Each entry here needs to be set down again exactly, please; pictures are left out.

+===+

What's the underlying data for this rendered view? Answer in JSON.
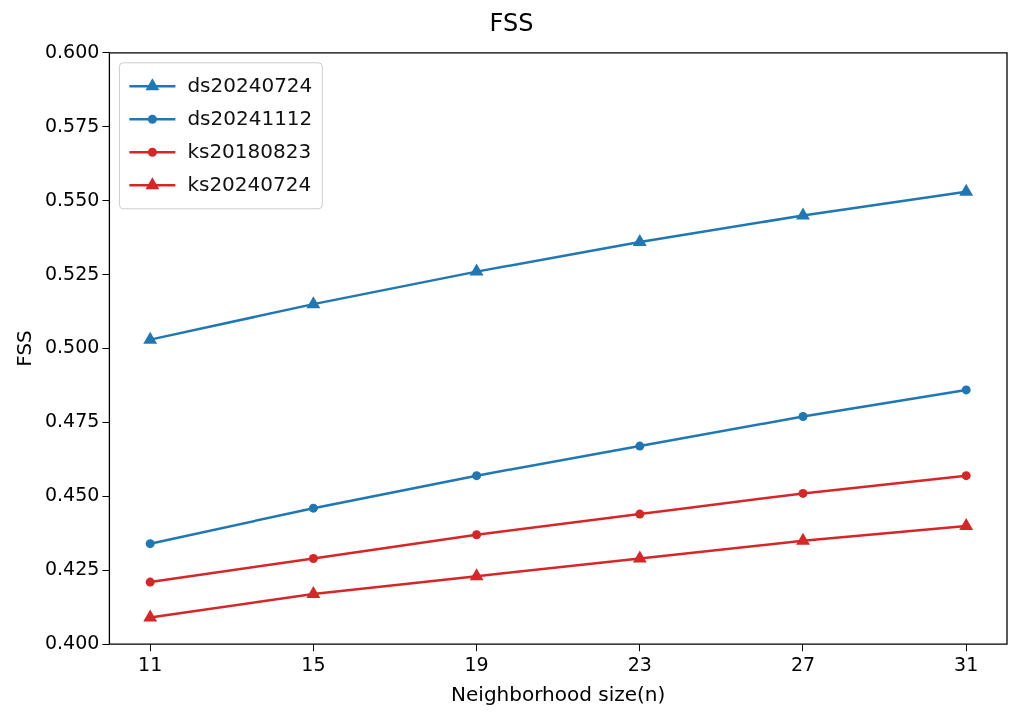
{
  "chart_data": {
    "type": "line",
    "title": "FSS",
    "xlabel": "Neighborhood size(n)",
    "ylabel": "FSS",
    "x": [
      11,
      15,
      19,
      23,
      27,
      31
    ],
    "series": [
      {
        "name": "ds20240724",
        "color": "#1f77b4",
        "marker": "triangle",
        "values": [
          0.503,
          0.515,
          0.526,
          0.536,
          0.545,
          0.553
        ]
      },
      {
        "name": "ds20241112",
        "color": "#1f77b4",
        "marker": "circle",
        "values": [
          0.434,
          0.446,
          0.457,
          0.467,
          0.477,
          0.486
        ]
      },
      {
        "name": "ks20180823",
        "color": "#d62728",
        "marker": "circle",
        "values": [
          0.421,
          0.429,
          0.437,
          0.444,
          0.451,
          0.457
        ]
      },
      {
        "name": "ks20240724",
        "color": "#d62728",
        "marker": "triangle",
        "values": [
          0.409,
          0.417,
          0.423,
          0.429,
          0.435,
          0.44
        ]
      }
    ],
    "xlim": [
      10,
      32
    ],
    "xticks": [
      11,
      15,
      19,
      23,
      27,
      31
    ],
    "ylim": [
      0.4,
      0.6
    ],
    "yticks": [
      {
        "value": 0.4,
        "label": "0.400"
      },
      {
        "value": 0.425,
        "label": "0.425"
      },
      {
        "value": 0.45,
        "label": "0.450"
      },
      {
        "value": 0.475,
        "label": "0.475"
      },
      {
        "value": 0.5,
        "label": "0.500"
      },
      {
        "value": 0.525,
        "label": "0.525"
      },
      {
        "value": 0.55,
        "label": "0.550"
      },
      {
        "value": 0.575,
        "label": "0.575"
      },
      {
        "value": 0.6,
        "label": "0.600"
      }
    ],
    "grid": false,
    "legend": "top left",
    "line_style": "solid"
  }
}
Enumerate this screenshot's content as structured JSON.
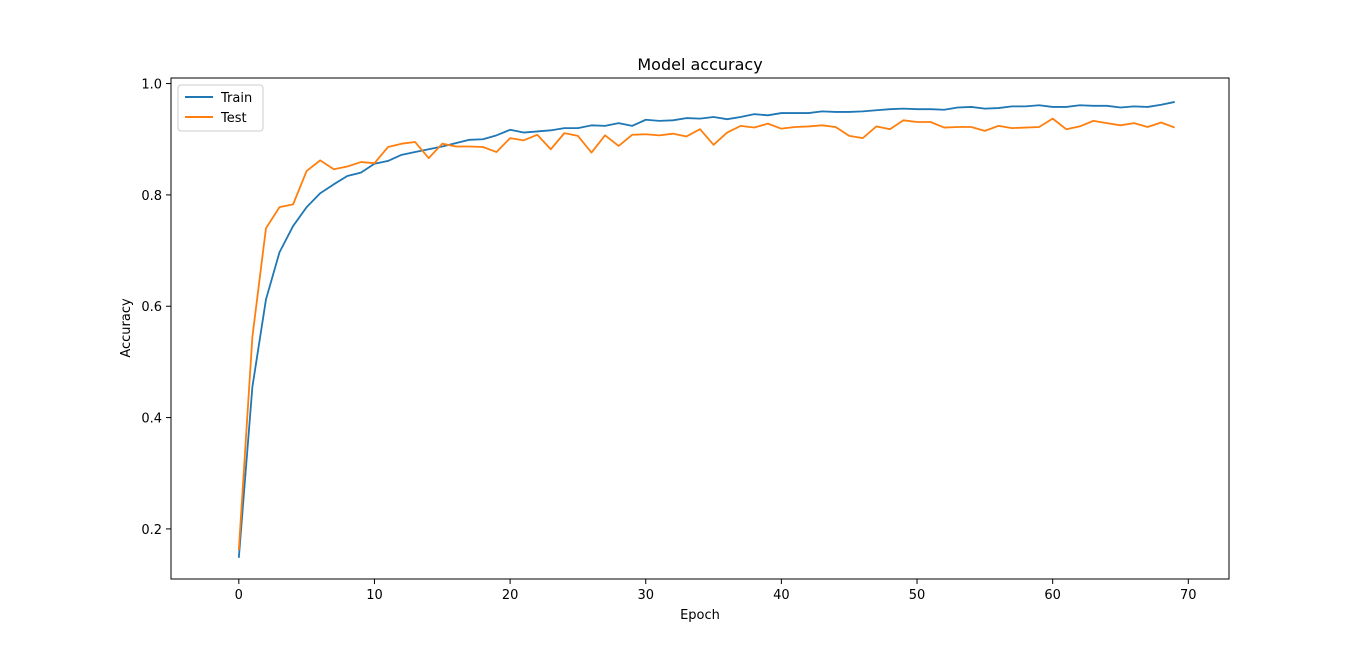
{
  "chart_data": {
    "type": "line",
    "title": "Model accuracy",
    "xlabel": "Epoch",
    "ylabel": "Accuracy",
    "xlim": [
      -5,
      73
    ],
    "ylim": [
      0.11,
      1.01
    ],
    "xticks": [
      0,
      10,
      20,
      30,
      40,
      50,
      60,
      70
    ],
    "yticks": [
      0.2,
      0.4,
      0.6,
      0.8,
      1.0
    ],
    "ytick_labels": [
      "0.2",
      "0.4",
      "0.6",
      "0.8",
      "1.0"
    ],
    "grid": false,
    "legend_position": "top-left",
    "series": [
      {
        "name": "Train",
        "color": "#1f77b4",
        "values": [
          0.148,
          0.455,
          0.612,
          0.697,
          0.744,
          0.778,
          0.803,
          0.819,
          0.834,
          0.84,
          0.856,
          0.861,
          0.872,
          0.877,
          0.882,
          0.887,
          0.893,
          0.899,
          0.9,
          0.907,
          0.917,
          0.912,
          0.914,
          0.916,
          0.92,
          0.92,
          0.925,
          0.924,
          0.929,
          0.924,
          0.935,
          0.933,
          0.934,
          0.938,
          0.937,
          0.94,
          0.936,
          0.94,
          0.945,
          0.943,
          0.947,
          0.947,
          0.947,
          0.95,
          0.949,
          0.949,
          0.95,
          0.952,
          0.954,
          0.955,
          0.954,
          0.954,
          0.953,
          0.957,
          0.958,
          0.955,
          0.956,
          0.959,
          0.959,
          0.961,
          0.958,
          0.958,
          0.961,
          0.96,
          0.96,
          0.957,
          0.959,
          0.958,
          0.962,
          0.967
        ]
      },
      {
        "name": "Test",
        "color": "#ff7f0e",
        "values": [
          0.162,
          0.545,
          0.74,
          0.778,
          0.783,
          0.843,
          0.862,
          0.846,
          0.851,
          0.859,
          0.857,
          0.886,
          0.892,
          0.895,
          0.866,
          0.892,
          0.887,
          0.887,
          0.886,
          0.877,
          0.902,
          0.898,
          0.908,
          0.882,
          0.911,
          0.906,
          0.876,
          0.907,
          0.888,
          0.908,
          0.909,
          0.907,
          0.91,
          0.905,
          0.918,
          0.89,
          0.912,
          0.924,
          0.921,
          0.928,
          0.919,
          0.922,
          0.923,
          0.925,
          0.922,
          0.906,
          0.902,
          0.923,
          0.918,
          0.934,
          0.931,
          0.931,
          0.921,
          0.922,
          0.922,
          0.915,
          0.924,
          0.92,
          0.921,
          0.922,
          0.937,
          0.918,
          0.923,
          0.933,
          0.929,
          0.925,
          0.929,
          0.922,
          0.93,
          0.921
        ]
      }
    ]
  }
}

+===+

RESPONSE FOR THIS EXERCISE -
What's the underlying data for this rendered view? Answer in JSON.
{
  "chart_data": {
    "type": "line",
    "title": "FSS",
    "xlabel": "Neighborhood size(n)",
    "ylabel": "FSS",
    "x": [
      11,
      15,
      19,
      23,
      27,
      31
    ],
    "series": [
      {
        "name": "ds20240724",
        "color": "#1f77b4",
        "marker": "triangle",
        "values": [
          0.503,
          0.515,
          0.526,
          0.536,
          0.545,
          0.553
        ]
      },
      {
        "name": "ds20241112",
        "color": "#1f77b4",
        "marker": "circle",
        "values": [
          0.434,
          0.446,
          0.457,
          0.467,
          0.477,
          0.486
        ]
      },
      {
        "name": "ks20180823",
        "color": "#d62728",
        "marker": "circle",
        "values": [
          0.421,
          0.429,
          0.437,
          0.444,
          0.451,
          0.457
        ]
      },
      {
        "name": "ks20240724",
        "color": "#d62728",
        "marker": "triangle",
        "values": [
          0.409,
          0.417,
          0.423,
          0.429,
          0.435,
          0.44
        ]
      }
    ],
    "xlim": [
      10,
      32
    ],
    "xticks": [
      11,
      15,
      19,
      23,
      27,
      31
    ],
    "ylim": [
      0.4,
      0.6
    ],
    "yticks": [
      {
        "value": 0.4,
        "label": "0.400"
      },
      {
        "value": 0.425,
        "label": "0.425"
      },
      {
        "value": 0.45,
        "label": "0.450"
      },
      {
        "value": 0.475,
        "label": "0.475"
      },
      {
        "value": 0.5,
        "label": "0.500"
      },
      {
        "value": 0.525,
        "label": "0.525"
      },
      {
        "value": 0.55,
        "label": "0.550"
      },
      {
        "value": 0.575,
        "label": "0.575"
      },
      {
        "value": 0.6,
        "label": "0.600"
      }
    ],
    "grid": false,
    "legend": "top left",
    "line_style": "solid"
  }
}
Enumerate this screenshot's content as structured JSON.
{
  "chart_data": {
    "type": "line",
    "title": "Model accuracy",
    "xlabel": "Epoch",
    "ylabel": "Accuracy",
    "xlim": [
      -5,
      73
    ],
    "ylim": [
      0.11,
      1.01
    ],
    "xticks": [
      0,
      10,
      20,
      30,
      40,
      50,
      60,
      70
    ],
    "yticks": [
      0.2,
      0.4,
      0.6,
      0.8,
      1.0
    ],
    "ytick_labels": [
      "0.2",
      "0.4",
      "0.6",
      "0.8",
      "1.0"
    ],
    "grid": false,
    "legend_position": "top-left",
    "series": [
      {
        "name": "Train",
        "color": "#1f77b4",
        "values": [
          0.148,
          0.455,
          0.612,
          0.697,
          0.744,
          0.778,
          0.803,
          0.819,
          0.834,
          0.84,
          0.856,
          0.861,
          0.872,
          0.877,
          0.882,
          0.887,
          0.893,
          0.899,
          0.9,
          0.907,
          0.917,
          0.912,
          0.914,
          0.916,
          0.92,
          0.92,
          0.925,
          0.924,
          0.929,
          0.924,
          0.935,
          0.933,
          0.934,
          0.938,
          0.937,
          0.94,
          0.936,
          0.94,
          0.945,
          0.943,
          0.947,
          0.947,
          0.947,
          0.95,
          0.949,
          0.949,
          0.95,
          0.952,
          0.954,
          0.955,
          0.954,
          0.954,
          0.953,
          0.957,
          0.958,
          0.955,
          0.956,
          0.959,
          0.959,
          0.961,
          0.958,
          0.958,
          0.961,
          0.96,
          0.96,
          0.957,
          0.959,
          0.958,
          0.962,
          0.967
        ]
      },
      {
        "name": "Test",
        "color": "#ff7f0e",
        "values": [
          0.162,
          0.545,
          0.74,
          0.778,
          0.783,
          0.843,
          0.862,
          0.846,
          0.851,
          0.859,
          0.857,
          0.886,
          0.892,
          0.895,
          0.866,
          0.892,
          0.887,
          0.887,
          0.886,
          0.877,
          0.902,
          0.898,
          0.908,
          0.882,
          0.911,
          0.906,
          0.876,
          0.907,
          0.888,
          0.908,
          0.909,
          0.907,
          0.91,
          0.905,
          0.918,
          0.89,
          0.912,
          0.924,
          0.921,
          0.928,
          0.919,
          0.922,
          0.923,
          0.925,
          0.922,
          0.906,
          0.902,
          0.923,
          0.918,
          0.934,
          0.931,
          0.931,
          0.921,
          0.922,
          0.922,
          0.915,
          0.924,
          0.92,
          0.921,
          0.922,
          0.937,
          0.918,
          0.923,
          0.933,
          0.929,
          0.925,
          0.929,
          0.922,
          0.93,
          0.921
        ]
      }
    ]
  }
}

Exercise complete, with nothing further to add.